== DATA TO USE ==
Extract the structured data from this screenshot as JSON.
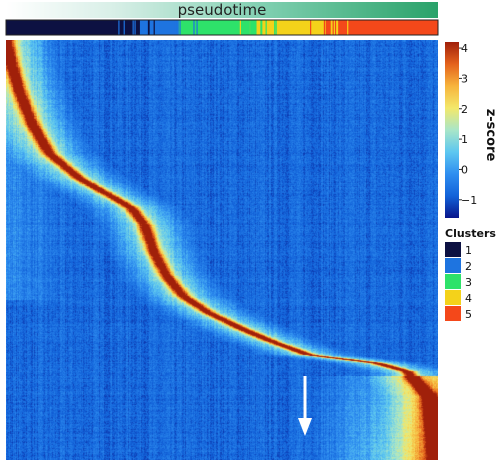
{
  "chart_data": {
    "type": "heatmap",
    "pseudotime_label": "pseudotime",
    "colorbar": {
      "title": "z-score",
      "range": [
        -1.6,
        4.2
      ],
      "ticks": [
        {
          "value": 4,
          "label": "4"
        },
        {
          "value": 3,
          "label": "3"
        },
        {
          "value": 2,
          "label": "2"
        },
        {
          "value": 1,
          "label": "1"
        },
        {
          "value": 0,
          "label": "0"
        },
        {
          "value": -1,
          "label": "−1"
        }
      ],
      "colormap": [
        "#08148a",
        "#1262d9",
        "#2f8ef0",
        "#5dc7f0",
        "#a9e6c8",
        "#f3e86a",
        "#f7b43c",
        "#e4621c",
        "#a0200a"
      ]
    },
    "clusters": {
      "title": "Clusters",
      "items": [
        {
          "label": "1",
          "color": "#0d1142"
        },
        {
          "label": "2",
          "color": "#1e74e0"
        },
        {
          "label": "3",
          "color": "#2ee26a"
        },
        {
          "label": "4",
          "color": "#f4d21a"
        },
        {
          "label": "5",
          "color": "#f4481a"
        }
      ],
      "track_segments": [
        {
          "cluster": 1,
          "start": 0.0,
          "end": 0.31
        },
        {
          "cluster": 2,
          "start": 0.31,
          "end": 0.4
        },
        {
          "cluster": 3,
          "start": 0.4,
          "end": 0.58
        },
        {
          "cluster": 4,
          "start": 0.58,
          "end": 0.74
        },
        {
          "cluster": 5,
          "start": 0.74,
          "end": 1.0
        }
      ]
    },
    "peak_curve": [
      {
        "row": 0.0,
        "col": 0.0
      },
      {
        "row": 0.05,
        "col": 0.01
      },
      {
        "row": 0.12,
        "col": 0.03
      },
      {
        "row": 0.2,
        "col": 0.06
      },
      {
        "row": 0.27,
        "col": 0.1
      },
      {
        "row": 0.33,
        "col": 0.17
      },
      {
        "row": 0.37,
        "col": 0.24
      },
      {
        "row": 0.4,
        "col": 0.29
      },
      {
        "row": 0.44,
        "col": 0.32
      },
      {
        "row": 0.5,
        "col": 0.34
      },
      {
        "row": 0.56,
        "col": 0.37
      },
      {
        "row": 0.61,
        "col": 0.41
      },
      {
        "row": 0.65,
        "col": 0.47
      },
      {
        "row": 0.69,
        "col": 0.55
      },
      {
        "row": 0.72,
        "col": 0.62
      },
      {
        "row": 0.75,
        "col": 0.7
      },
      {
        "row": 0.76,
        "col": 0.78
      },
      {
        "row": 0.77,
        "col": 0.86
      },
      {
        "row": 0.79,
        "col": 0.93
      },
      {
        "row": 0.85,
        "col": 0.98
      },
      {
        "row": 1.0,
        "col": 1.0
      }
    ],
    "annotation": {
      "type": "arrow",
      "direction": "down",
      "color": "#ffffff"
    }
  }
}
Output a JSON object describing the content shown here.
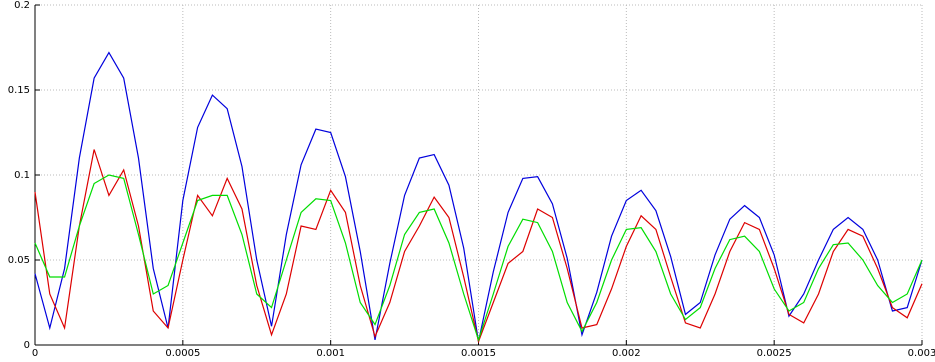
{
  "chart_data": {
    "type": "line",
    "x": [
      0,
      5e-05,
      0.0001,
      0.00015,
      0.0002,
      0.00025,
      0.0003,
      0.00035,
      0.0004,
      0.00045,
      0.0005,
      0.00055,
      0.0006,
      0.00065,
      0.0007,
      0.00075,
      0.0008,
      0.00085,
      0.0009,
      0.00095,
      0.001,
      0.00105,
      0.0011,
      0.00115,
      0.0012,
      0.00125,
      0.0013,
      0.00135,
      0.0014,
      0.00145,
      0.0015,
      0.00155,
      0.0016,
      0.00165,
      0.0017,
      0.00175,
      0.0018,
      0.00185,
      0.0019,
      0.00195,
      0.002,
      0.00205,
      0.0021,
      0.00215,
      0.0022,
      0.00225,
      0.0023,
      0.00235,
      0.0024,
      0.00245,
      0.0025,
      0.00255,
      0.0026,
      0.00265,
      0.0027,
      0.00275,
      0.0028,
      0.00285,
      0.0029,
      0.00295,
      0.003
    ],
    "series": [
      {
        "color": "#0000dd",
        "values": [
          0.042,
          0.01,
          0.045,
          0.11,
          0.157,
          0.172,
          0.157,
          0.11,
          0.045,
          0.01,
          0.085,
          0.128,
          0.147,
          0.139,
          0.105,
          0.05,
          0.011,
          0.065,
          0.106,
          0.127,
          0.125,
          0.099,
          0.055,
          0.003,
          0.048,
          0.088,
          0.11,
          0.112,
          0.094,
          0.057,
          0.002,
          0.043,
          0.078,
          0.098,
          0.099,
          0.083,
          0.051,
          0.006,
          0.031,
          0.064,
          0.085,
          0.091,
          0.079,
          0.052,
          0.018,
          0.025,
          0.053,
          0.074,
          0.082,
          0.075,
          0.053,
          0.017,
          0.03,
          0.05,
          0.068,
          0.075,
          0.068,
          0.05,
          0.02,
          0.022,
          0.05
        ]
      },
      {
        "color": "#dd0000",
        "values": [
          0.09,
          0.03,
          0.01,
          0.07,
          0.115,
          0.088,
          0.103,
          0.07,
          0.02,
          0.01,
          0.05,
          0.088,
          0.076,
          0.098,
          0.08,
          0.035,
          0.006,
          0.03,
          0.07,
          0.068,
          0.091,
          0.078,
          0.035,
          0.005,
          0.025,
          0.055,
          0.07,
          0.087,
          0.075,
          0.04,
          0.002,
          0.025,
          0.048,
          0.055,
          0.08,
          0.075,
          0.045,
          0.01,
          0.012,
          0.033,
          0.058,
          0.076,
          0.068,
          0.04,
          0.013,
          0.01,
          0.03,
          0.055,
          0.072,
          0.068,
          0.045,
          0.018,
          0.013,
          0.03,
          0.055,
          0.068,
          0.064,
          0.045,
          0.022,
          0.016,
          0.036
        ]
      },
      {
        "color": "#00dd00",
        "values": [
          0.06,
          0.04,
          0.04,
          0.07,
          0.095,
          0.1,
          0.098,
          0.065,
          0.03,
          0.035,
          0.06,
          0.085,
          0.088,
          0.088,
          0.065,
          0.03,
          0.022,
          0.05,
          0.078,
          0.086,
          0.085,
          0.06,
          0.025,
          0.012,
          0.035,
          0.065,
          0.078,
          0.08,
          0.06,
          0.03,
          0.003,
          0.03,
          0.058,
          0.074,
          0.072,
          0.055,
          0.025,
          0.008,
          0.025,
          0.05,
          0.068,
          0.069,
          0.055,
          0.03,
          0.015,
          0.022,
          0.045,
          0.062,
          0.064,
          0.055,
          0.033,
          0.02,
          0.025,
          0.045,
          0.059,
          0.06,
          0.05,
          0.035,
          0.025,
          0.03,
          0.05
        ]
      }
    ],
    "xlim": [
      0,
      0.003
    ],
    "xticks": [
      0,
      0.0005,
      0.001,
      0.0015,
      0.002,
      0.0025,
      0.003
    ],
    "ylim": [
      0,
      0.2
    ],
    "yticks": [
      0,
      0.05,
      0.1,
      0.15,
      0.2
    ],
    "grid": true
  }
}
===
WHAT TO DO. Pictures are to be left out; repeat all the remaining data exactly.

FINISHED ANSWER.
Extract the structured data from this screenshot as JSON.
{
  "chart_data": {
    "type": "heatmap",
    "pseudotime_label": "pseudotime",
    "colorbar": {
      "title": "z-score",
      "range": [
        -1.6,
        4.2
      ],
      "ticks": [
        {
          "value": 4,
          "label": "4"
        },
        {
          "value": 3,
          "label": "3"
        },
        {
          "value": 2,
          "label": "2"
        },
        {
          "value": 1,
          "label": "1"
        },
        {
          "value": 0,
          "label": "0"
        },
        {
          "value": -1,
          "label": "−1"
        }
      ],
      "colormap": [
        "#08148a",
        "#1262d9",
        "#2f8ef0",
        "#5dc7f0",
        "#a9e6c8",
        "#f3e86a",
        "#f7b43c",
        "#e4621c",
        "#a0200a"
      ]
    },
    "clusters": {
      "title": "Clusters",
      "items": [
        {
          "label": "1",
          "color": "#0d1142"
        },
        {
          "label": "2",
          "color": "#1e74e0"
        },
        {
          "label": "3",
          "color": "#2ee26a"
        },
        {
          "label": "4",
          "color": "#f4d21a"
        },
        {
          "label": "5",
          "color": "#f4481a"
        }
      ],
      "track_segments": [
        {
          "cluster": 1,
          "start": 0.0,
          "end": 0.31
        },
        {
          "cluster": 2,
          "start": 0.31,
          "end": 0.4
        },
        {
          "cluster": 3,
          "start": 0.4,
          "end": 0.58
        },
        {
          "cluster": 4,
          "start": 0.58,
          "end": 0.74
        },
        {
          "cluster": 5,
          "start": 0.74,
          "end": 1.0
        }
      ]
    },
    "peak_curve": [
      {
        "row": 0.0,
        "col": 0.0
      },
      {
        "row": 0.05,
        "col": 0.01
      },
      {
        "row": 0.12,
        "col": 0.03
      },
      {
        "row": 0.2,
        "col": 0.06
      },
      {
        "row": 0.27,
        "col": 0.1
      },
      {
        "row": 0.33,
        "col": 0.17
      },
      {
        "row": 0.37,
        "col": 0.24
      },
      {
        "row": 0.4,
        "col": 0.29
      },
      {
        "row": 0.44,
        "col": 0.32
      },
      {
        "row": 0.5,
        "col": 0.34
      },
      {
        "row": 0.56,
        "col": 0.37
      },
      {
        "row": 0.61,
        "col": 0.41
      },
      {
        "row": 0.65,
        "col": 0.47
      },
      {
        "row": 0.69,
        "col": 0.55
      },
      {
        "row": 0.72,
        "col": 0.62
      },
      {
        "row": 0.75,
        "col": 0.7
      },
      {
        "row": 0.76,
        "col": 0.78
      },
      {
        "row": 0.77,
        "col": 0.86
      },
      {
        "row": 0.79,
        "col": 0.93
      },
      {
        "row": 0.85,
        "col": 0.98
      },
      {
        "row": 1.0,
        "col": 1.0
      }
    ],
    "annotation": {
      "type": "arrow",
      "direction": "down",
      "color": "#ffffff"
    }
  }
}
Output a JSON object describing the content shown here.
{
  "chart_data": {
    "type": "line",
    "x": [
      0,
      5e-05,
      0.0001,
      0.00015,
      0.0002,
      0.00025,
      0.0003,
      0.00035,
      0.0004,
      0.00045,
      0.0005,
      0.00055,
      0.0006,
      0.00065,
      0.0007,
      0.00075,
      0.0008,
      0.00085,
      0.0009,
      0.00095,
      0.001,
      0.00105,
      0.0011,
      0.00115,
      0.0012,
      0.00125,
      0.0013,
      0.00135,
      0.0014,
      0.00145,
      0.0015,
      0.00155,
      0.0016,
      0.00165,
      0.0017,
      0.00175,
      0.0018,
      0.00185,
      0.0019,
      0.00195,
      0.002,
      0.00205,
      0.0021,
      0.00215,
      0.0022,
      0.00225,
      0.0023,
      0.00235,
      0.0024,
      0.00245,
      0.0025,
      0.00255,
      0.0026,
      0.00265,
      0.0027,
      0.00275,
      0.0028,
      0.00285,
      0.0029,
      0.00295,
      0.003
    ],
    "series": [
      {
        "color": "#0000dd",
        "values": [
          0.042,
          0.01,
          0.045,
          0.11,
          0.157,
          0.172,
          0.157,
          0.11,
          0.045,
          0.01,
          0.085,
          0.128,
          0.147,
          0.139,
          0.105,
          0.05,
          0.011,
          0.065,
          0.106,
          0.127,
          0.125,
          0.099,
          0.055,
          0.003,
          0.048,
          0.088,
          0.11,
          0.112,
          0.094,
          0.057,
          0.002,
          0.043,
          0.078,
          0.098,
          0.099,
          0.083,
          0.051,
          0.006,
          0.031,
          0.064,
          0.085,
          0.091,
          0.079,
          0.052,
          0.018,
          0.025,
          0.053,
          0.074,
          0.082,
          0.075,
          0.053,
          0.017,
          0.03,
          0.05,
          0.068,
          0.075,
          0.068,
          0.05,
          0.02,
          0.022,
          0.05
        ]
      },
      {
        "color": "#dd0000",
        "values": [
          0.09,
          0.03,
          0.01,
          0.07,
          0.115,
          0.088,
          0.103,
          0.07,
          0.02,
          0.01,
          0.05,
          0.088,
          0.076,
          0.098,
          0.08,
          0.035,
          0.006,
          0.03,
          0.07,
          0.068,
          0.091,
          0.078,
          0.035,
          0.005,
          0.025,
          0.055,
          0.07,
          0.087,
          0.075,
          0.04,
          0.002,
          0.025,
          0.048,
          0.055,
          0.08,
          0.075,
          0.045,
          0.01,
          0.012,
          0.033,
          0.058,
          0.076,
          0.068,
          0.04,
          0.013,
          0.01,
          0.03,
          0.055,
          0.072,
          0.068,
          0.045,
          0.018,
          0.013,
          0.03,
          0.055,
          0.068,
          0.064,
          0.045,
          0.022,
          0.016,
          0.036
        ]
      },
      {
        "color": "#00dd00",
        "values": [
          0.06,
          0.04,
          0.04,
          0.07,
          0.095,
          0.1,
          0.098,
          0.065,
          0.03,
          0.035,
          0.06,
          0.085,
          0.088,
          0.088,
          0.065,
          0.03,
          0.022,
          0.05,
          0.078,
          0.086,
          0.085,
          0.06,
          0.025,
          0.012,
          0.035,
          0.065,
          0.078,
          0.08,
          0.06,
          0.03,
          0.003,
          0.03,
          0.058,
          0.074,
          0.072,
          0.055,
          0.025,
          0.008,
          0.025,
          0.05,
          0.068,
          0.069,
          0.055,
          0.03,
          0.015,
          0.022,
          0.045,
          0.062,
          0.064,
          0.055,
          0.033,
          0.02,
          0.025,
          0.045,
          0.059,
          0.06,
          0.05,
          0.035,
          0.025,
          0.03,
          0.05
        ]
      }
    ],
    "xlim": [
      0,
      0.003
    ],
    "xticks": [
      0,
      0.0005,
      0.001,
      0.0015,
      0.002,
      0.0025,
      0.003
    ],
    "ylim": [
      0,
      0.2
    ],
    "yticks": [
      0,
      0.05,
      0.1,
      0.15,
      0.2
    ],
    "grid": true
  }
}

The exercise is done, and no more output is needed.